* [OBJECTIVE] Please print every line of the data below without changing a single character.

Begin EXCERPTED RECORDS

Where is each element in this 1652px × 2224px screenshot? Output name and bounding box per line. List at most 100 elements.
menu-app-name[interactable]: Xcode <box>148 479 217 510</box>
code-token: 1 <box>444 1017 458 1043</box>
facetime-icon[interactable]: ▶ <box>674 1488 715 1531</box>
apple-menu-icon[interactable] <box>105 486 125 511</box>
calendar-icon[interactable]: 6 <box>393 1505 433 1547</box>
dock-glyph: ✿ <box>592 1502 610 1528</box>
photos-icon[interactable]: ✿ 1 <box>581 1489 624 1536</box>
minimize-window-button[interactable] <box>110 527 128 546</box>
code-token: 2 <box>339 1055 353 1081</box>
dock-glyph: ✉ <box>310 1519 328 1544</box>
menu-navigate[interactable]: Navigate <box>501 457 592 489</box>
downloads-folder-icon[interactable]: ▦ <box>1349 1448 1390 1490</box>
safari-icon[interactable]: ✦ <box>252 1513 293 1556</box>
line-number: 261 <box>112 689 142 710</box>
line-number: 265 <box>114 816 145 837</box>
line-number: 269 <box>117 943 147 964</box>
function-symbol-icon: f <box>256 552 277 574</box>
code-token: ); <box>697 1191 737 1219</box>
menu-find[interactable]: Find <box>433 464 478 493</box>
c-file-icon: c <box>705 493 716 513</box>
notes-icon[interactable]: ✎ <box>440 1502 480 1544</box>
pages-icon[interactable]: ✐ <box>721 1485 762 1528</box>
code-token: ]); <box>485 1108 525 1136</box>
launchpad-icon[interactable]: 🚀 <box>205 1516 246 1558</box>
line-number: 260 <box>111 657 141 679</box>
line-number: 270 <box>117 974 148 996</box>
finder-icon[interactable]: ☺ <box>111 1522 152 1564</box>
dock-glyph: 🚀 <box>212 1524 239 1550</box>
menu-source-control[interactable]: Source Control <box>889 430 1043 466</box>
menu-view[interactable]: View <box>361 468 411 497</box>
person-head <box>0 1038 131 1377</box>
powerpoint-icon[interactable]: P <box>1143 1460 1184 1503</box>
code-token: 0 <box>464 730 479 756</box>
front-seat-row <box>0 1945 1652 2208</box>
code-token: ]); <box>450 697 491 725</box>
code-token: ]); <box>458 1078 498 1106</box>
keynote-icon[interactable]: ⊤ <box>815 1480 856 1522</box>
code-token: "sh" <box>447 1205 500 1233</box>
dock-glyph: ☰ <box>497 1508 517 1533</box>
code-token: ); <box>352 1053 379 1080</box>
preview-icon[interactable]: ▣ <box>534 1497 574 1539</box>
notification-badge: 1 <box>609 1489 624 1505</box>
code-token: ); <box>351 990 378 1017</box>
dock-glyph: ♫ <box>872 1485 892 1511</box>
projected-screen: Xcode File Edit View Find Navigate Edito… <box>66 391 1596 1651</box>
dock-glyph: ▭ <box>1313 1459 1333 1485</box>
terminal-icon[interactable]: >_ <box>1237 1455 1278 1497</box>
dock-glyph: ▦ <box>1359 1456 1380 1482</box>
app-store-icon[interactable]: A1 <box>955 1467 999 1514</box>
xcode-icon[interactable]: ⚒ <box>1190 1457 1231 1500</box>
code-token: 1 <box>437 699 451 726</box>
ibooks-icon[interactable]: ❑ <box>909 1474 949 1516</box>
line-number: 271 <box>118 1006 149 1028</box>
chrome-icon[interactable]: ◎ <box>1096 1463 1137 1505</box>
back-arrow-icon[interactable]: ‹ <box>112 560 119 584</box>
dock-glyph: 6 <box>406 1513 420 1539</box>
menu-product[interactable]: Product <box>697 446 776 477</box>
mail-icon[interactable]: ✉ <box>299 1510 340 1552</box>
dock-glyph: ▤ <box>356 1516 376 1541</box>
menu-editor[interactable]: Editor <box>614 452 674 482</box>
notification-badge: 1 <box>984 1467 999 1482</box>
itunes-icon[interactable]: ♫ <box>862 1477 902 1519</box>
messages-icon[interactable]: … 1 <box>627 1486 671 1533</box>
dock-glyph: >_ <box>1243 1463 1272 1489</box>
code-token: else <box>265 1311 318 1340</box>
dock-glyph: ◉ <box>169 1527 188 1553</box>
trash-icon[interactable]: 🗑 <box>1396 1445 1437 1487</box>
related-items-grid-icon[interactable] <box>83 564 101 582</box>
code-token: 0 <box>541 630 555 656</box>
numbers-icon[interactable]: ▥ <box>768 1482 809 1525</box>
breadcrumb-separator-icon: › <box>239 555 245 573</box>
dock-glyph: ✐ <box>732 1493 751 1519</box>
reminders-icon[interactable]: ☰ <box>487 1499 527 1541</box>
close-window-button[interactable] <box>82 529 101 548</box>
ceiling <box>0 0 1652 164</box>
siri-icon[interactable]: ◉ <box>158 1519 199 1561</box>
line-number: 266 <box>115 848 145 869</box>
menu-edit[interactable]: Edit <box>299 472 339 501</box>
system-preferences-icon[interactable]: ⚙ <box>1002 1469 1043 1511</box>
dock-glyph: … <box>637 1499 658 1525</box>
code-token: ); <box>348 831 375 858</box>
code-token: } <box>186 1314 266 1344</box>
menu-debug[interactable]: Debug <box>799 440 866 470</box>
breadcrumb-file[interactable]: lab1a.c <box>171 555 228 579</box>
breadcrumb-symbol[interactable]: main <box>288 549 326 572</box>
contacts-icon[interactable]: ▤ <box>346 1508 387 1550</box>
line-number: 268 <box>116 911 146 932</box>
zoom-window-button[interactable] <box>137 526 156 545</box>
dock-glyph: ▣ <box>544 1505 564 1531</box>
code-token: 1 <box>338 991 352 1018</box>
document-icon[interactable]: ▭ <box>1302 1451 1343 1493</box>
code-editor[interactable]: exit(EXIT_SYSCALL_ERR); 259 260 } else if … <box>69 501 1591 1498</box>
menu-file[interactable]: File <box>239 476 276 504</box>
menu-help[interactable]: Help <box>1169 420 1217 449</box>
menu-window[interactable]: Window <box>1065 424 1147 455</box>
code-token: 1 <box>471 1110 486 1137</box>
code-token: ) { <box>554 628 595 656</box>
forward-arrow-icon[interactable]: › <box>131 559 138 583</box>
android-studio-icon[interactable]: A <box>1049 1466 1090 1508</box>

End EXCERPTED RECORDS

* [RESULT]
Where is each element in this 1652px × 2224px screenshot? Output name and bounding box per line. List at most 100 elements.
menu-app-name[interactable]: Xcode <box>148 479 217 510</box>
code-token: 1 <box>444 1017 458 1043</box>
facetime-icon[interactable]: ▶ <box>674 1488 715 1531</box>
apple-menu-icon[interactable] <box>105 486 125 511</box>
calendar-icon[interactable]: 6 <box>393 1505 433 1547</box>
dock-glyph: ✿ <box>592 1502 610 1528</box>
photos-icon[interactable]: ✿ 1 <box>581 1489 624 1536</box>
minimize-window-button[interactable] <box>110 527 128 546</box>
code-token: 2 <box>339 1055 353 1081</box>
dock-glyph: ✉ <box>310 1519 328 1544</box>
menu-navigate[interactable]: Navigate <box>501 457 592 489</box>
downloads-folder-icon[interactable]: ▦ <box>1349 1448 1390 1490</box>
safari-icon[interactable]: ✦ <box>252 1513 293 1556</box>
line-number: 261 <box>112 689 142 710</box>
line-number: 265 <box>114 816 145 837</box>
line-number: 269 <box>117 943 147 964</box>
function-symbol-icon: f <box>256 552 277 574</box>
code-token: ); <box>697 1191 737 1219</box>
menu-find[interactable]: Find <box>433 464 478 493</box>
c-file-icon: c <box>705 493 716 513</box>
notes-icon[interactable]: ✎ <box>440 1502 480 1544</box>
pages-icon[interactable]: ✐ <box>721 1485 762 1528</box>
code-token: ]); <box>485 1108 525 1136</box>
launchpad-icon[interactable]: 🚀 <box>205 1516 246 1558</box>
line-number: 260 <box>111 657 141 679</box>
line-number: 270 <box>117 974 148 996</box>
finder-icon[interactable]: ☺ <box>111 1522 152 1564</box>
dock-glyph: 🚀 <box>212 1524 239 1550</box>
menu-source-control[interactable]: Source Control <box>889 430 1043 466</box>
menu-view[interactable]: View <box>361 468 411 497</box>
person-head <box>0 1038 131 1377</box>
powerpoint-icon[interactable]: P <box>1143 1460 1184 1503</box>
code-token: 0 <box>464 730 479 756</box>
front-seat-row <box>0 1945 1652 2208</box>
code-token: ]); <box>450 697 491 725</box>
code-token: ]); <box>458 1078 498 1106</box>
keynote-icon[interactable]: ⊤ <box>815 1480 856 1522</box>
code-token: "sh" <box>447 1205 500 1233</box>
dock-glyph: ☰ <box>497 1508 517 1533</box>
code-token: ); <box>352 1053 379 1080</box>
preview-icon[interactable]: ▣ <box>534 1497 574 1539</box>
notification-badge: 1 <box>609 1489 624 1505</box>
code-token: ); <box>351 990 378 1017</box>
dock-glyph: ♫ <box>872 1485 892 1511</box>
projected-screen: Xcode File Edit View Find Navigate Edito… <box>66 391 1596 1651</box>
dock-glyph: ▭ <box>1313 1459 1333 1485</box>
terminal-icon[interactable]: >_ <box>1237 1455 1278 1497</box>
dock-glyph: ▦ <box>1359 1456 1380 1482</box>
app-store-icon[interactable]: A1 <box>955 1467 999 1514</box>
xcode-icon[interactable]: ⚒ <box>1190 1457 1231 1500</box>
code-token: 1 <box>437 699 451 726</box>
ibooks-icon[interactable]: ❑ <box>909 1474 949 1516</box>
line-number: 271 <box>118 1006 149 1028</box>
chrome-icon[interactable]: ◎ <box>1096 1463 1137 1505</box>
back-arrow-icon[interactable]: ‹ <box>112 560 119 584</box>
dock-glyph: 6 <box>406 1513 420 1539</box>
menu-product[interactable]: Product <box>697 446 776 477</box>
mail-icon[interactable]: ✉ <box>299 1510 340 1552</box>
dock-glyph: ▤ <box>356 1516 376 1541</box>
menu-editor[interactable]: Editor <box>614 452 674 482</box>
notification-badge: 1 <box>984 1467 999 1482</box>
itunes-icon[interactable]: ♫ <box>862 1477 902 1519</box>
messages-icon[interactable]: … 1 <box>627 1486 671 1533</box>
dock-glyph: >_ <box>1243 1463 1272 1489</box>
code-token: else <box>265 1311 318 1340</box>
dock-glyph: ◉ <box>169 1527 188 1553</box>
trash-icon[interactable]: 🗑 <box>1396 1445 1437 1487</box>
related-items-grid-icon[interactable] <box>83 564 101 582</box>
code-token: 0 <box>541 630 555 656</box>
numbers-icon[interactable]: ▥ <box>768 1482 809 1525</box>
breadcrumb-separator-icon: › <box>239 555 245 573</box>
dock-glyph: ✐ <box>732 1493 751 1519</box>
reminders-icon[interactable]: ☰ <box>487 1499 527 1541</box>
close-window-button[interactable] <box>82 529 101 548</box>
ceiling <box>0 0 1652 164</box>
siri-icon[interactable]: ◉ <box>158 1519 199 1561</box>
line-number: 266 <box>115 848 145 869</box>
menu-edit[interactable]: Edit <box>299 472 339 501</box>
system-preferences-icon[interactable]: ⚙ <box>1002 1469 1043 1511</box>
dock-glyph: … <box>637 1499 658 1525</box>
code-token: ); <box>348 831 375 858</box>
code-token: } <box>186 1314 266 1344</box>
menu-debug[interactable]: Debug <box>799 440 866 470</box>
breadcrumb-file[interactable]: lab1a.c <box>171 555 228 579</box>
breadcrumb-symbol[interactable]: main <box>288 549 326 572</box>
contacts-icon[interactable]: ▤ <box>346 1508 387 1550</box>
line-number: 268 <box>116 911 146 932</box>
zoom-window-button[interactable] <box>137 526 156 545</box>
dock-glyph: ▣ <box>544 1505 564 1531</box>
code-token: 1 <box>338 991 352 1018</box>
document-icon[interactable]: ▭ <box>1302 1451 1343 1493</box>
code-editor[interactable]: exit(EXIT_SYSCALL_ERR); 259 260 } else if … <box>69 501 1591 1498</box>
menu-file[interactable]: File <box>239 476 276 504</box>
menu-help[interactable]: Help <box>1169 420 1217 449</box>
menu-window[interactable]: Window <box>1065 424 1147 455</box>
code-token: 1 <box>471 1110 486 1137</box>
code-token: ) { <box>554 628 595 656</box>
forward-arrow-icon[interactable]: › <box>131 559 138 583</box>
android-studio-icon[interactable]: A <box>1049 1466 1090 1508</box>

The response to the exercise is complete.